▶ _The request_
Copy out the listing in full, exactly as written, but not its pictures.

◆ ◆ ◆ ◆ ◆ ◆ ◆

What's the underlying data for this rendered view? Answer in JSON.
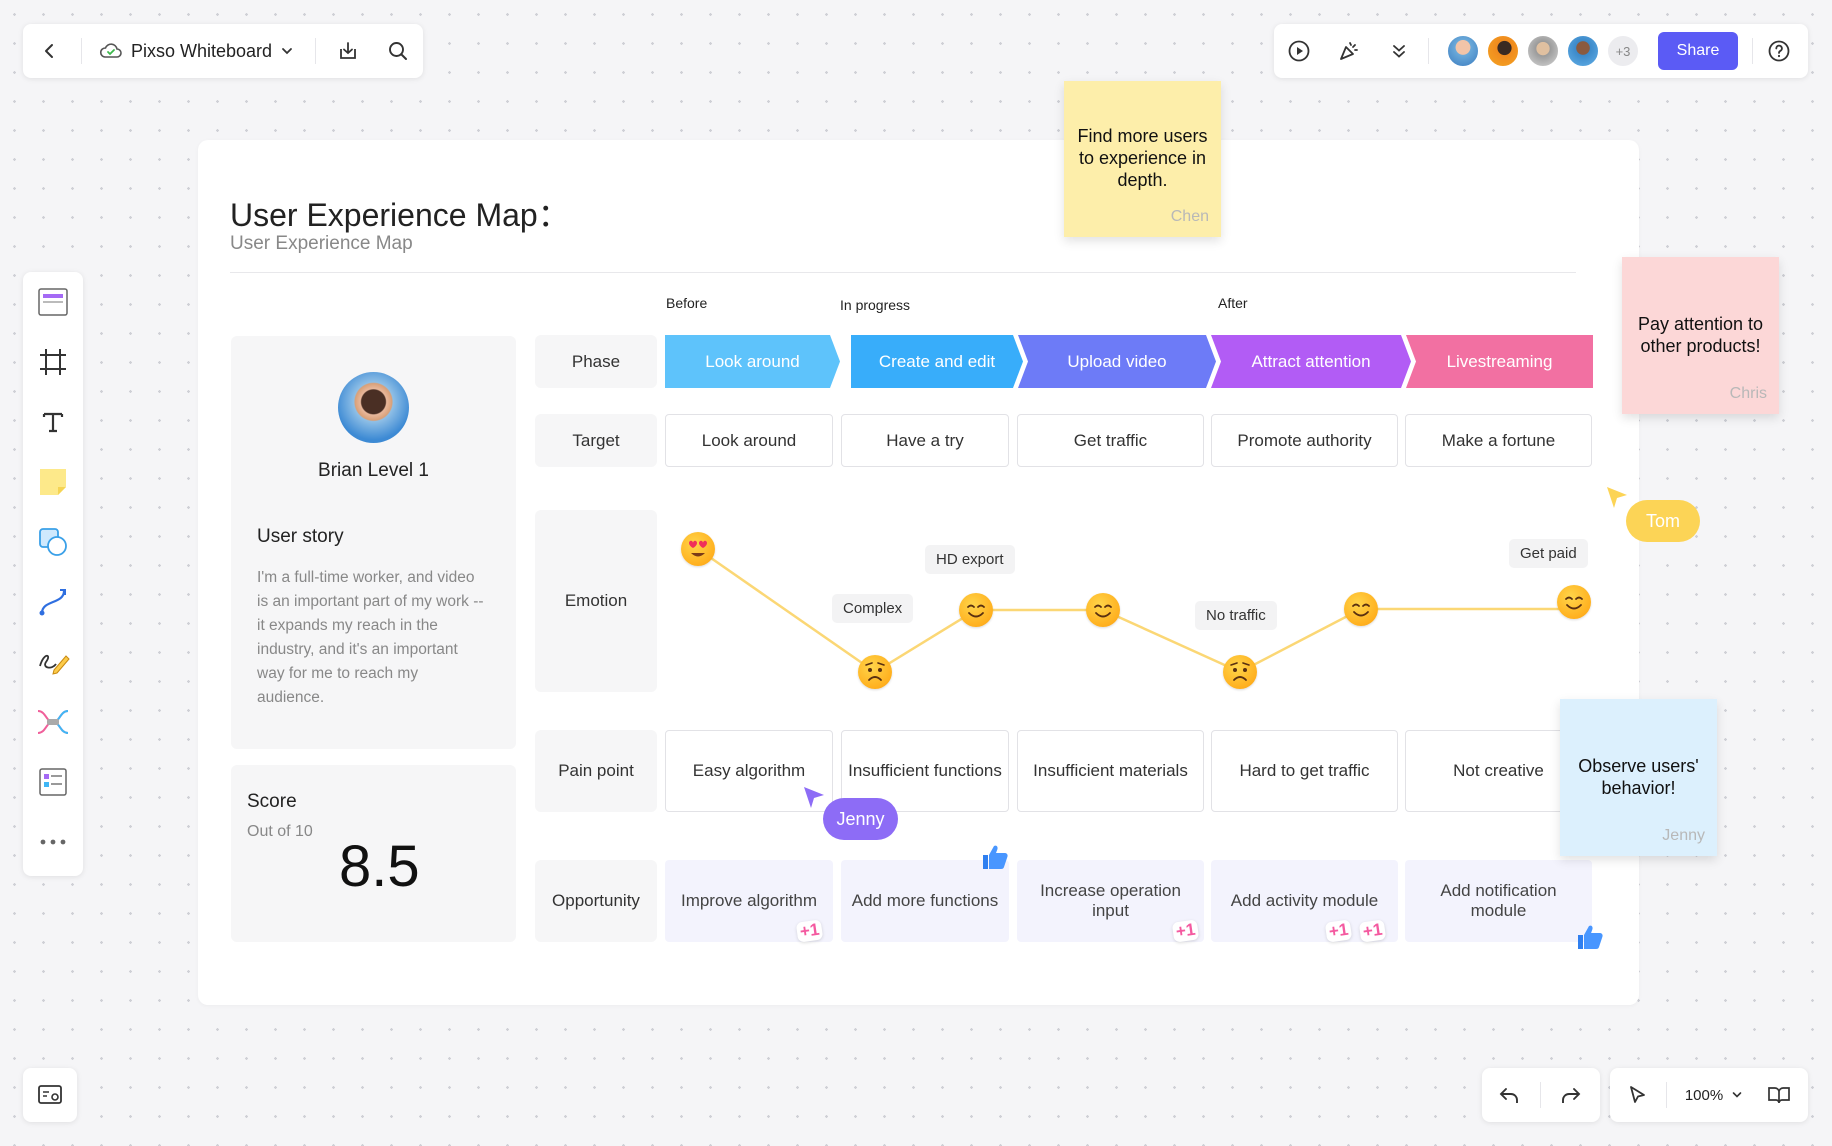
{
  "topbar": {
    "file_name": "Pixso Whiteboard",
    "share_label": "Share",
    "extra_collaborators": "+3"
  },
  "board": {
    "title": "User Experience Map：",
    "subtitle": "User Experience Map",
    "stages": [
      "Before",
      "In progress",
      "After"
    ],
    "row_labels": {
      "phase": "Phase",
      "target": "Target",
      "emotion": "Emotion",
      "pain_point": "Pain point",
      "opportunity": "Opportunity"
    },
    "phases": [
      {
        "label": "Look around",
        "color": "#5ec3fb"
      },
      {
        "label": "Create and edit",
        "color": "#38adfa"
      },
      {
        "label": "Upload video",
        "color": "#6d7bf7"
      },
      {
        "label": "Attract attention",
        "color": "#b25cf5"
      },
      {
        "label": "Livestreaming",
        "color": "#f270a2"
      }
    ],
    "targets": [
      "Look around",
      "Have a try",
      "Get traffic",
      "Promote authority",
      "Make a fortune"
    ],
    "emotion_labels": [
      "Complex",
      "HD export",
      "No traffic",
      "Get paid"
    ],
    "emotion_icons": [
      "heart-eyes-emoji-icon",
      "worried-emoji-icon",
      "smile-emoji-icon",
      "smile-emoji-icon",
      "worried-emoji-icon",
      "smile-emoji-icon",
      "smile-emoji-icon"
    ],
    "pain_points": [
      "Easy algorithm",
      "Insufficient functions",
      "Insufficient materials",
      "Hard to get traffic",
      "Not creative"
    ],
    "opportunities": [
      "Improve algorithm",
      "Add more functions",
      "Increase operation input",
      "Add activity module",
      "Add notification module"
    ],
    "vote": "+1"
  },
  "persona": {
    "name": "Brian Level 1",
    "story_title": "User story",
    "story_text": "I'm a full-time worker, and video is an important part of my work -- it expands my reach in the industry, and it's an important way for me to reach my audience."
  },
  "score": {
    "title": "Score",
    "subtitle": "Out of 10",
    "value": "8.5"
  },
  "stickies": [
    {
      "text": "Find more users to experience in depth.",
      "author": "Chen",
      "color": "#fdeeaa"
    },
    {
      "text": "Pay attention to other products!",
      "author": "Chris",
      "color": "#fcd7d7"
    },
    {
      "text": "Observe users' behavior!",
      "author": "Jenny",
      "color": "#dcf0fd"
    }
  ],
  "cursors": [
    {
      "name": "Tom",
      "color": "#fcd456"
    },
    {
      "name": "Jenny",
      "color": "#8d6cf6"
    }
  ],
  "zoom": "100%",
  "colors": {
    "accent": "#5b5bf5"
  }
}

◆ ◆ ◆ ◆ ◆ ◆ ◆

▶ _Correct result_
What's the underlying data for this rendered view? Answer in JSON.
{
  "topbar": {
    "file_name": "Pixso Whiteboard",
    "share_label": "Share",
    "extra_collaborators": "+3"
  },
  "board": {
    "title": "User Experience Map：",
    "subtitle": "User Experience Map",
    "stages": [
      "Before",
      "In progress",
      "After"
    ],
    "row_labels": {
      "phase": "Phase",
      "target": "Target",
      "emotion": "Emotion",
      "pain_point": "Pain point",
      "opportunity": "Opportunity"
    },
    "phases": [
      {
        "label": "Look around",
        "color": "#5ec3fb"
      },
      {
        "label": "Create and edit",
        "color": "#38adfa"
      },
      {
        "label": "Upload video",
        "color": "#6d7bf7"
      },
      {
        "label": "Attract attention",
        "color": "#b25cf5"
      },
      {
        "label": "Livestreaming",
        "color": "#f270a2"
      }
    ],
    "targets": [
      "Look around",
      "Have a try",
      "Get traffic",
      "Promote authority",
      "Make a fortune"
    ],
    "emotion_labels": [
      "Complex",
      "HD export",
      "No traffic",
      "Get paid"
    ],
    "emotion_icons": [
      "heart-eyes-emoji-icon",
      "worried-emoji-icon",
      "smile-emoji-icon",
      "smile-emoji-icon",
      "worried-emoji-icon",
      "smile-emoji-icon",
      "smile-emoji-icon"
    ],
    "pain_points": [
      "Easy algorithm",
      "Insufficient functions",
      "Insufficient materials",
      "Hard to get traffic",
      "Not creative"
    ],
    "opportunities": [
      "Improve algorithm",
      "Add more functions",
      "Increase operation input",
      "Add activity module",
      "Add notification module"
    ],
    "vote": "+1"
  },
  "persona": {
    "name": "Brian Level 1",
    "story_title": "User story",
    "story_text": "I'm a full-time worker, and video is an important part of my work -- it expands my reach in the industry, and it's an important way for me to reach my audience."
  },
  "score": {
    "title": "Score",
    "subtitle": "Out of 10",
    "value": "8.5"
  },
  "stickies": [
    {
      "text": "Find more users to experience in depth.",
      "author": "Chen",
      "color": "#fdeeaa"
    },
    {
      "text": "Pay attention to other products!",
      "author": "Chris",
      "color": "#fcd7d7"
    },
    {
      "text": "Observe users' behavior!",
      "author": "Jenny",
      "color": "#dcf0fd"
    }
  ],
  "cursors": [
    {
      "name": "Tom",
      "color": "#fcd456"
    },
    {
      "name": "Jenny",
      "color": "#8d6cf6"
    }
  ],
  "zoom": "100%",
  "colors": {
    "accent": "#5b5bf5"
  }
}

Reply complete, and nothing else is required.